> [Directions for this task]: Repeat the records below exactly, leaving out any pictures.

Records from a data collection
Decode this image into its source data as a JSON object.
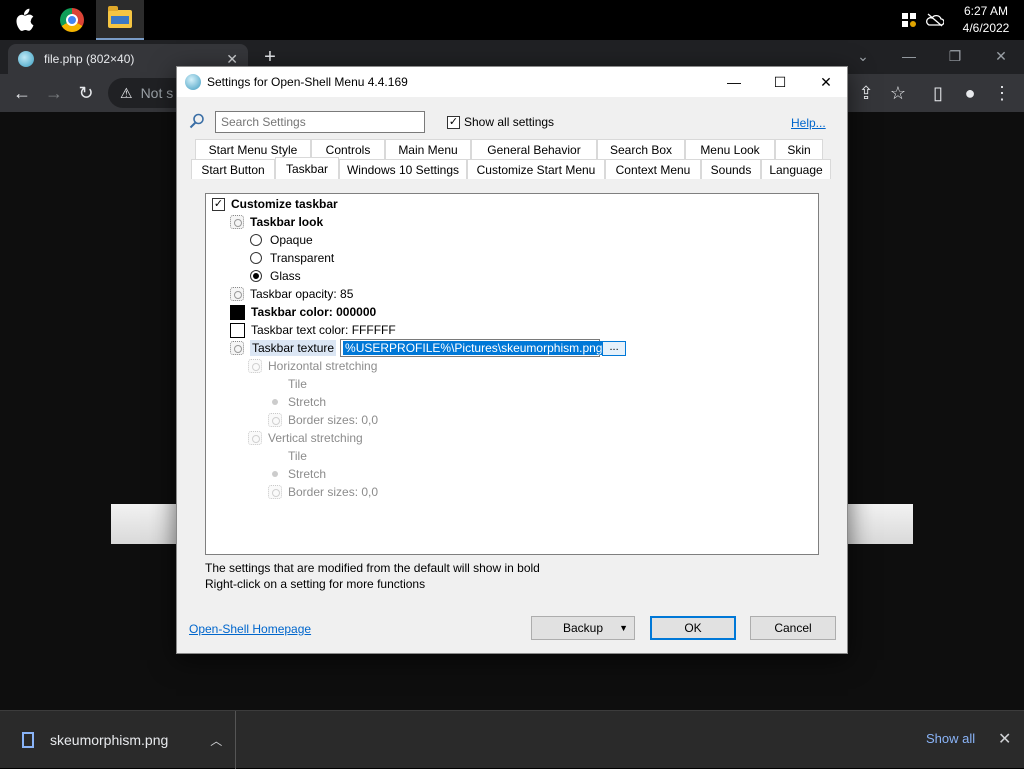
{
  "os_bar": {
    "clock_time": "6:27 AM",
    "clock_date": "4/6/2022"
  },
  "browser": {
    "tab_title": "file.php (802×40)",
    "tab_close": "✕",
    "new_tab": "+",
    "address_text": "Not s"
  },
  "downloads": {
    "file_name": "skeumorphism.png",
    "show_all": "Show all"
  },
  "dialog": {
    "title": "Settings for Open-Shell Menu 4.4.169",
    "search_placeholder": "Search Settings",
    "show_all_label": "Show all settings",
    "show_all_checked": "✓",
    "help_link": "Help...",
    "tabs_row1": [
      "Start Menu Style",
      "Controls",
      "Main Menu",
      "General Behavior",
      "Search Box",
      "Menu Look",
      "Skin"
    ],
    "tabs_row2": [
      "Start Button",
      "Taskbar",
      "Windows 10 Settings",
      "Customize Start Menu",
      "Context Menu",
      "Sounds",
      "Language"
    ],
    "active_tab": "Taskbar",
    "tree": {
      "customize_taskbar": "Customize taskbar",
      "taskbar_look": "Taskbar look",
      "opaque": "Opaque",
      "transparent": "Transparent",
      "glass": "Glass",
      "opacity": "Taskbar opacity: 85",
      "color": "Taskbar color: 000000",
      "text_color": "Taskbar text color: FFFFFF",
      "texture": "Taskbar texture",
      "texture_value": "%USERPROFILE%\\Pictures\\skeumorphism.png",
      "texture_browse": "...",
      "h_stretch": "Horizontal stretching",
      "tile": "Tile",
      "stretch": "Stretch",
      "border_sizes": "Border sizes: 0,0",
      "v_stretch": "Vertical stretching"
    },
    "note_1": "The settings that are modified from the default will show in bold",
    "note_2": "Right-click on a setting for more functions",
    "homepage_link": "Open-Shell Homepage",
    "backup_btn": "Backup",
    "ok_btn": "OK",
    "cancel_btn": "Cancel"
  },
  "colors": {
    "accent": "#0078d7",
    "link": "#0066cc",
    "taskbar_color": "#000000",
    "taskbar_text_color": "#FFFFFF"
  },
  "icons": [
    "apple-icon",
    "chrome-icon",
    "file-explorer-icon",
    "security-icon",
    "network-off-icon",
    "back-icon",
    "forward-icon",
    "reload-icon",
    "warning-icon",
    "share-icon",
    "star-icon",
    "sidebar-icon",
    "profile-icon",
    "menu-icon",
    "search-icon",
    "gear-icon",
    "file-icon"
  ]
}
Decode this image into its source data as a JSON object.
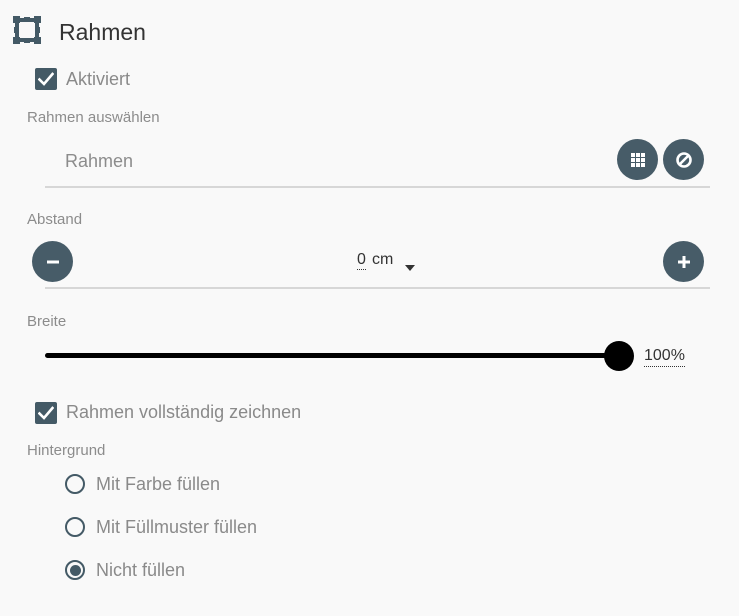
{
  "header": {
    "title": "Rahmen",
    "icon": "frame-icon"
  },
  "enabled": {
    "label": "Aktiviert",
    "checked": true
  },
  "frame_select": {
    "label": "Rahmen auswählen",
    "placeholder": "Rahmen",
    "gallery_icon": "grid-icon",
    "none_icon": "prohibited-icon"
  },
  "spacing": {
    "label": "Abstand",
    "value": "0",
    "unit": "cm",
    "decrease_icon": "minus-icon",
    "increase_icon": "plus-icon"
  },
  "width": {
    "label": "Breite",
    "value_text": "100%",
    "value": 100
  },
  "draw_full": {
    "label": "Rahmen vollständig zeichnen",
    "checked": true
  },
  "background": {
    "label": "Hintergrund",
    "options": [
      {
        "label": "Mit Farbe füllen",
        "selected": false
      },
      {
        "label": "Mit Füllmuster füllen",
        "selected": false
      },
      {
        "label": "Nicht füllen",
        "selected": true
      }
    ]
  },
  "colors": {
    "accent": "#445a66",
    "background": "#f9f9f9",
    "text_muted": "#8a8a8a",
    "text_dark": "#333333"
  }
}
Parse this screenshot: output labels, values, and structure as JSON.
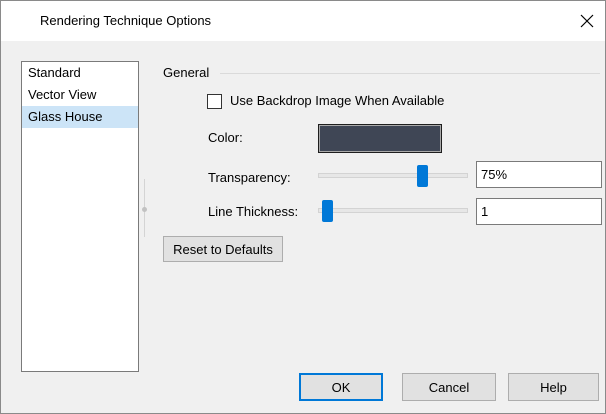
{
  "dialog": {
    "title": "Rendering Technique Options"
  },
  "nav": {
    "items": [
      {
        "label": "Standard"
      },
      {
        "label": "Vector View"
      },
      {
        "label": "Glass House"
      }
    ],
    "selected": "Glass House"
  },
  "general": {
    "group_label": "General",
    "backdrop_checkbox": {
      "label": "Use Backdrop Image When Available",
      "checked": false
    },
    "color": {
      "label": "Color:",
      "value": "#3f4655"
    },
    "transparency": {
      "label": "Transparency:",
      "value": "75%",
      "slider_fraction": 0.72
    },
    "line_thickness": {
      "label": "Line Thickness:",
      "value": "1",
      "slider_fraction": 0.03
    }
  },
  "buttons": {
    "reset": "Reset to Defaults",
    "ok": "OK",
    "cancel": "Cancel",
    "help": "Help"
  },
  "colors": {
    "accent": "#0078d7",
    "selection": "#cce4f7"
  }
}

> [Solved exercise]:
Decode this image into its source data as a JSON object.
{
  "os_bar": {
    "clock_time": "6:27 AM",
    "clock_date": "4/6/2022"
  },
  "browser": {
    "tab_title": "file.php (802×40)",
    "tab_close": "✕",
    "new_tab": "+",
    "address_text": "Not s"
  },
  "downloads": {
    "file_name": "skeumorphism.png",
    "show_all": "Show all"
  },
  "dialog": {
    "title": "Settings for Open-Shell Menu 4.4.169",
    "search_placeholder": "Search Settings",
    "show_all_label": "Show all settings",
    "show_all_checked": "✓",
    "help_link": "Help...",
    "tabs_row1": [
      "Start Menu Style",
      "Controls",
      "Main Menu",
      "General Behavior",
      "Search Box",
      "Menu Look",
      "Skin"
    ],
    "tabs_row2": [
      "Start Button",
      "Taskbar",
      "Windows 10 Settings",
      "Customize Start Menu",
      "Context Menu",
      "Sounds",
      "Language"
    ],
    "active_tab": "Taskbar",
    "tree": {
      "customize_taskbar": "Customize taskbar",
      "taskbar_look": "Taskbar look",
      "opaque": "Opaque",
      "transparent": "Transparent",
      "glass": "Glass",
      "opacity": "Taskbar opacity: 85",
      "color": "Taskbar color: 000000",
      "text_color": "Taskbar text color: FFFFFF",
      "texture": "Taskbar texture",
      "texture_value": "%USERPROFILE%\\Pictures\\skeumorphism.png",
      "texture_browse": "...",
      "h_stretch": "Horizontal stretching",
      "tile": "Tile",
      "stretch": "Stretch",
      "border_sizes": "Border sizes: 0,0",
      "v_stretch": "Vertical stretching"
    },
    "note_1": "The settings that are modified from the default will show in bold",
    "note_2": "Right-click on a setting for more functions",
    "homepage_link": "Open-Shell Homepage",
    "backup_btn": "Backup",
    "ok_btn": "OK",
    "cancel_btn": "Cancel"
  },
  "colors": {
    "accent": "#0078d7",
    "link": "#0066cc",
    "taskbar_color": "#000000",
    "taskbar_text_color": "#FFFFFF"
  },
  "icons": [
    "apple-icon",
    "chrome-icon",
    "file-explorer-icon",
    "security-icon",
    "network-off-icon",
    "back-icon",
    "forward-icon",
    "reload-icon",
    "warning-icon",
    "share-icon",
    "star-icon",
    "sidebar-icon",
    "profile-icon",
    "menu-icon",
    "search-icon",
    "gear-icon",
    "file-icon"
  ]
}
Decode this image into its source data as a JSON object.
{
  "header": {
    "title": "Rahmen",
    "icon": "frame-icon"
  },
  "enabled": {
    "label": "Aktiviert",
    "checked": true
  },
  "frame_select": {
    "label": "Rahmen auswählen",
    "placeholder": "Rahmen",
    "gallery_icon": "grid-icon",
    "none_icon": "prohibited-icon"
  },
  "spacing": {
    "label": "Abstand",
    "value": "0",
    "unit": "cm",
    "decrease_icon": "minus-icon",
    "increase_icon": "plus-icon"
  },
  "width": {
    "label": "Breite",
    "value_text": "100%",
    "value": 100
  },
  "draw_full": {
    "label": "Rahmen vollständig zeichnen",
    "checked": true
  },
  "background": {
    "label": "Hintergrund",
    "options": [
      {
        "label": "Mit Farbe füllen",
        "selected": false
      },
      {
        "label": "Mit Füllmuster füllen",
        "selected": false
      },
      {
        "label": "Nicht füllen",
        "selected": true
      }
    ]
  },
  "colors": {
    "accent": "#445a66",
    "background": "#f9f9f9",
    "text_muted": "#8a8a8a",
    "text_dark": "#333333"
  }
}
Parse this screenshot: output labels, values, and structure as JSON.
{
  "dialog": {
    "title": "Rendering Technique Options"
  },
  "nav": {
    "items": [
      {
        "label": "Standard"
      },
      {
        "label": "Vector View"
      },
      {
        "label": "Glass House"
      }
    ],
    "selected": "Glass House"
  },
  "general": {
    "group_label": "General",
    "backdrop_checkbox": {
      "label": "Use Backdrop Image When Available",
      "checked": false
    },
    "color": {
      "label": "Color:",
      "value": "#3f4655"
    },
    "transparency": {
      "label": "Transparency:",
      "value": "75%",
      "slider_fraction": 0.72
    },
    "line_thickness": {
      "label": "Line Thickness:",
      "value": "1",
      "slider_fraction": 0.03
    }
  },
  "buttons": {
    "reset": "Reset to Defaults",
    "ok": "OK",
    "cancel": "Cancel",
    "help": "Help"
  },
  "colors": {
    "accent": "#0078d7",
    "selection": "#cce4f7"
  }
}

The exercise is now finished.